### Stated goal
Please rewrite everything from the line containing "svg-text:3: 3 bbox=[129, 371, 135, 382]" down to the line containing "svg-text:50 feet -59.9", replacing "Alabama" with "Mississippi" throughout and leaving all else as it is.

** Start Record set **

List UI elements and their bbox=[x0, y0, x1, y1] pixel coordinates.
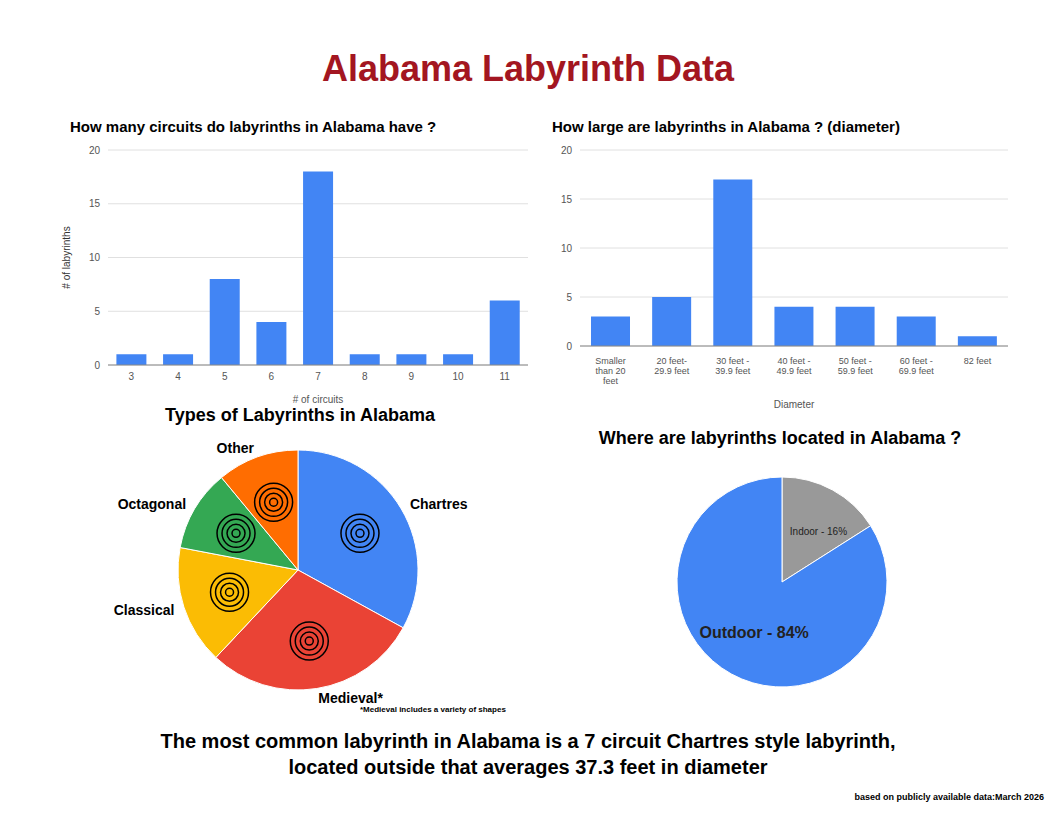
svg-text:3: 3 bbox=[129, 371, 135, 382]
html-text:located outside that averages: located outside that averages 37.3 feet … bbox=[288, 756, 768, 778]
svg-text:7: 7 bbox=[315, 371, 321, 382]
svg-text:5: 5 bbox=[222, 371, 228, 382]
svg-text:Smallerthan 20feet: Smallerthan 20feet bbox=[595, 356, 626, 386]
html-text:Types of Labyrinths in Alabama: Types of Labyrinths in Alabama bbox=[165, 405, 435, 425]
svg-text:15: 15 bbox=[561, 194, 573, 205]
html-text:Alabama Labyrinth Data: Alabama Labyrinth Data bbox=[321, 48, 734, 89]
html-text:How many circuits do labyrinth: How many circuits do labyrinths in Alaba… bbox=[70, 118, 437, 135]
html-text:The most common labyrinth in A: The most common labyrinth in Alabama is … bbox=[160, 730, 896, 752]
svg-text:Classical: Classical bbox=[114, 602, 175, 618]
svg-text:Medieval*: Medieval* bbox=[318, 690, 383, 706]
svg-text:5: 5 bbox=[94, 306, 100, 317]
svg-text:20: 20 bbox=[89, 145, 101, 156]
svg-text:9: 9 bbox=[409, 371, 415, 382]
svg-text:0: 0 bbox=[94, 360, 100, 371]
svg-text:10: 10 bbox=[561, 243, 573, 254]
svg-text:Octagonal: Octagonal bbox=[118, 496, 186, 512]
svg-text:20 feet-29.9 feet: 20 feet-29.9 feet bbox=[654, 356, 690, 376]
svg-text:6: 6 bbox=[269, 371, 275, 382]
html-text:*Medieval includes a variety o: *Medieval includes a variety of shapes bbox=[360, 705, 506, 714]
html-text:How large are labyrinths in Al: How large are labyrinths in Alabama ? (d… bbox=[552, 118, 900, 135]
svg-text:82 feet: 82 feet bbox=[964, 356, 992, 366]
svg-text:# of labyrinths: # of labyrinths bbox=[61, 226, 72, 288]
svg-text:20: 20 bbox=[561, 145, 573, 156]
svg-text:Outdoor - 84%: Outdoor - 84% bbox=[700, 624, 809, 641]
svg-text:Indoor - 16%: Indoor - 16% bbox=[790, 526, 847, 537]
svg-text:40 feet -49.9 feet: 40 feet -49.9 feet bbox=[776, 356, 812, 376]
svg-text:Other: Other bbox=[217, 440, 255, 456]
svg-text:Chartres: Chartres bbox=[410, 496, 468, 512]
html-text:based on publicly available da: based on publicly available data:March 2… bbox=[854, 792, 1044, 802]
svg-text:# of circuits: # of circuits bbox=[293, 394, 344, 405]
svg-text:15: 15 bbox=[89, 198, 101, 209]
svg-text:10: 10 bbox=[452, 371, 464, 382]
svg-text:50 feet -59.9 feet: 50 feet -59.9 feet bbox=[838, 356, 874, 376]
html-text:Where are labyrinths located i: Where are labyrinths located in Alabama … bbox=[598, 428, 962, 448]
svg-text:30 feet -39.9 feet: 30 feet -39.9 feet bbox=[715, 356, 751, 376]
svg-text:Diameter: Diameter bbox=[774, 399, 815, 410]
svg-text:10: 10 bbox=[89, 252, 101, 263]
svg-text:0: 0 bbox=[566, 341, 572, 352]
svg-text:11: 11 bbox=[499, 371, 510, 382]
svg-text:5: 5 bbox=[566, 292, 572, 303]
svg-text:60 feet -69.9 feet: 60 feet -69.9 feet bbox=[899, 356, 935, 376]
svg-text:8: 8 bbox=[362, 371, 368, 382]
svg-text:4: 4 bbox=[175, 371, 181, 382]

** End Record set **
** Start Record set **

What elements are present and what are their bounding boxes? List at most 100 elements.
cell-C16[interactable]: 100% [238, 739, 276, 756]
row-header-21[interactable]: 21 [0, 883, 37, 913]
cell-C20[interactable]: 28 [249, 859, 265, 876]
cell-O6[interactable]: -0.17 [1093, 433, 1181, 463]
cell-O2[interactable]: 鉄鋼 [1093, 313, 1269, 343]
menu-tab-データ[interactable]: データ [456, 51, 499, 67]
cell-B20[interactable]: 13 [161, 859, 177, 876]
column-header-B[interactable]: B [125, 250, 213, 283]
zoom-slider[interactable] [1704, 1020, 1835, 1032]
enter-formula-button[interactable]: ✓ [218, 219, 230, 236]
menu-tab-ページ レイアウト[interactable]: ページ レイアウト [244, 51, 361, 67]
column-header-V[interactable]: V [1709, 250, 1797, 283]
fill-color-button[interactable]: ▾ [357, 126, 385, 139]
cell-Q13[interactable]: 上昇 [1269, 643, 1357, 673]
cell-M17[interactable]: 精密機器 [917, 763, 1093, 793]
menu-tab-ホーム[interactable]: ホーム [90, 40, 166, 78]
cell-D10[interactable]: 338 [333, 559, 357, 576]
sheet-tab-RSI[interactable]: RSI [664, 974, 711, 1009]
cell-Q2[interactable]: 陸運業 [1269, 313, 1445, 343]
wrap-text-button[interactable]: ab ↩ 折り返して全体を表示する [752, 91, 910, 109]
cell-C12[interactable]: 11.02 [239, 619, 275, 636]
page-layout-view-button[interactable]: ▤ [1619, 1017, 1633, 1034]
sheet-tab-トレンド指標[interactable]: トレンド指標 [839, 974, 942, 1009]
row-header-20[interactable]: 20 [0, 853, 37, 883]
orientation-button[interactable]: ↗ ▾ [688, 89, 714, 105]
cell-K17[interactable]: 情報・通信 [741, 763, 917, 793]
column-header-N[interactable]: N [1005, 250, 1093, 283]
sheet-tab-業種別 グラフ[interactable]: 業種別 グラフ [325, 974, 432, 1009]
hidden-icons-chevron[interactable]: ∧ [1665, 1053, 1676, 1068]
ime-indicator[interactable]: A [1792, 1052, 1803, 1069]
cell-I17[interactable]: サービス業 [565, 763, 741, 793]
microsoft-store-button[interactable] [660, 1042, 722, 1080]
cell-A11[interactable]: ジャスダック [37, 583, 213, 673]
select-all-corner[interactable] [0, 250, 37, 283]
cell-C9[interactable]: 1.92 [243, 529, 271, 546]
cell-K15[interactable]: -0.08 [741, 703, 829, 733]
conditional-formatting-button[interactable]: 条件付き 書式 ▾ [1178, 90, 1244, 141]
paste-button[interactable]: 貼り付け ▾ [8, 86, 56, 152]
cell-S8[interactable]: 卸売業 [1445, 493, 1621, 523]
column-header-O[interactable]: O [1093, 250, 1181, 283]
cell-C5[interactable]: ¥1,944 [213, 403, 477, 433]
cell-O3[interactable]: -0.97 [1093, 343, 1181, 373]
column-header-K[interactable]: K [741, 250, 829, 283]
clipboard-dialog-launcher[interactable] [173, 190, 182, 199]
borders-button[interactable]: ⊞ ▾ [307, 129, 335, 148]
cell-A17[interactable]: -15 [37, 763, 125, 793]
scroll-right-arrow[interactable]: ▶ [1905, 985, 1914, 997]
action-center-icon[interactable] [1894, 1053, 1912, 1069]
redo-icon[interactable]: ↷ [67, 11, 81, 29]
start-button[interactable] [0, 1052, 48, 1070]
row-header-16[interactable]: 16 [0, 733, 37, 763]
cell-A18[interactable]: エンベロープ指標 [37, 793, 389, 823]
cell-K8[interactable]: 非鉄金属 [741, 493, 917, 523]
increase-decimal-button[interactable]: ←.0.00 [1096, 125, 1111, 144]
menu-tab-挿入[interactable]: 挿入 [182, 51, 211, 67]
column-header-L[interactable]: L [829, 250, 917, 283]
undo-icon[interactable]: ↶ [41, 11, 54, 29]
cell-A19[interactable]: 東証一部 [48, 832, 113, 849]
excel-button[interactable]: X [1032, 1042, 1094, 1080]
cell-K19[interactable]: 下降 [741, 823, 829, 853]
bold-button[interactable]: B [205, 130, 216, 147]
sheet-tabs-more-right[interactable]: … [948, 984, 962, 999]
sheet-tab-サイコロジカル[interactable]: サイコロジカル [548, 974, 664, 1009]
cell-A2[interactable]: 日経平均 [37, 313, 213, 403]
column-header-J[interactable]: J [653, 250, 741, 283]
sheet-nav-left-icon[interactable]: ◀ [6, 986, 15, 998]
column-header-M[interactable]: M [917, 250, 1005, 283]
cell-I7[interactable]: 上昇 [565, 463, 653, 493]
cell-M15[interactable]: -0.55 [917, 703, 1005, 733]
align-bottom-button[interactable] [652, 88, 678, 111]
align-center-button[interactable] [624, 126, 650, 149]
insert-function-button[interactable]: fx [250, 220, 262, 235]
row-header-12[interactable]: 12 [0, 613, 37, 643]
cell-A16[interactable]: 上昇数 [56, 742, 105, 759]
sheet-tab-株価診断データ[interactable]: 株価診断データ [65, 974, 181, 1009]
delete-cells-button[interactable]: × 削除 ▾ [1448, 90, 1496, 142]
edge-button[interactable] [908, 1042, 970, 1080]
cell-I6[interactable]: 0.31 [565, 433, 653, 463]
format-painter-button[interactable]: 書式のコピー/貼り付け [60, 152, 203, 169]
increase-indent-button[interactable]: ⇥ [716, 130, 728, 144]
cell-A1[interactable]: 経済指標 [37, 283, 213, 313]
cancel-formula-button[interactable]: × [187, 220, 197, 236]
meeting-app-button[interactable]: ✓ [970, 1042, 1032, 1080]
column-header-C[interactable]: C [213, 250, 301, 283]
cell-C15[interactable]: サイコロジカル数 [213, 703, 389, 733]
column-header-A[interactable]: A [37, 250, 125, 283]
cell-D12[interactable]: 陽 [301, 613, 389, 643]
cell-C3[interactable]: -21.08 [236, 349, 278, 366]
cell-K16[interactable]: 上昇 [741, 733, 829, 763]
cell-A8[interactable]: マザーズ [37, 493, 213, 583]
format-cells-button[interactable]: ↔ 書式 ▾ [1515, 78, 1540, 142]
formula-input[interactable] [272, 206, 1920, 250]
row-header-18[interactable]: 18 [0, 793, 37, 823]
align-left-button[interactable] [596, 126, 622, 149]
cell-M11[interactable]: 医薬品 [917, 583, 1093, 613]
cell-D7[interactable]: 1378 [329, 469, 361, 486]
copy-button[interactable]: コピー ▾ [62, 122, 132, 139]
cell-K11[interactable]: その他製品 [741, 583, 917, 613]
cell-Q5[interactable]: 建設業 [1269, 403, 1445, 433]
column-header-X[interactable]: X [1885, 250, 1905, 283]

** End Record set **

### Finished answer
svg-text:3: 3 bbox=[129, 371, 135, 382]
html-text:located outside that averages: located outside that averages 37.3 feet … bbox=[288, 756, 768, 778]
svg-text:7: 7 bbox=[315, 371, 321, 382]
svg-text:5: 5 bbox=[222, 371, 228, 382]
svg-text:Smallerthan 20feet: Smallerthan 20feet bbox=[595, 356, 626, 386]
html-text:Types of Labyrinths in Mississippi: Types of Labyrinths in Mississippi bbox=[165, 405, 435, 425]
svg-text:15: 15 bbox=[561, 194, 573, 205]
html-text:Mississippi Labyrinth Data: Mississippi Labyrinth Data bbox=[321, 48, 734, 89]
html-text:How many circuits do labyrinth: How many circuits do labyrinths in Alaba… bbox=[70, 118, 437, 135]
html-text:The most common labyrinth in A: The most common labyrinth in Mississippi is … bbox=[160, 730, 896, 752]
svg-text:Classical: Classical bbox=[114, 602, 175, 618]
svg-text:Medieval*: Medieval* bbox=[318, 690, 383, 706]
svg-text:5: 5 bbox=[94, 306, 100, 317]
svg-text:20: 20 bbox=[89, 145, 101, 156]
svg-text:9: 9 bbox=[409, 371, 415, 382]
svg-text:0: 0 bbox=[94, 360, 100, 371]
svg-text:10: 10 bbox=[561, 243, 573, 254]
svg-text:Octagonal: Octagonal bbox=[118, 496, 186, 512]
svg-text:20 feet-29.9 feet: 20 feet-29.9 feet bbox=[654, 356, 690, 376]
svg-text:6: 6 bbox=[269, 371, 275, 382]
html-text:*Medieval includes a variety o: *Medieval includes a variety of shapes bbox=[360, 705, 506, 714]
html-text:How large are labyrinths in Al: How large are labyrinths in Mississippi ? (d… bbox=[552, 118, 900, 135]
svg-text:82 feet: 82 feet bbox=[964, 356, 992, 366]
svg-text:# of labyrinths: # of labyrinths bbox=[61, 226, 72, 288]
svg-text:20: 20 bbox=[561, 145, 573, 156]
svg-text:Outdoor - 84%: Outdoor - 84% bbox=[700, 624, 809, 641]
svg-text:Indoor - 16%: Indoor - 16% bbox=[790, 526, 847, 537]
svg-text:40 feet -49.9 feet: 40 feet -49.9 feet bbox=[776, 356, 812, 376]
svg-text:Other: Other bbox=[217, 440, 255, 456]
svg-text:Chartres: Chartres bbox=[410, 496, 468, 512]
html-text:based on publicly available da: based on publicly available data:March 2… bbox=[854, 792, 1044, 802]
svg-text:# of circuits: # of circuits bbox=[293, 394, 344, 405]
svg-text:15: 15 bbox=[89, 198, 101, 209]
svg-text:10: 10 bbox=[452, 371, 464, 382]
svg-text:50 feet -59.9 feet: 50 feet -59.9 feet bbox=[838, 356, 874, 376]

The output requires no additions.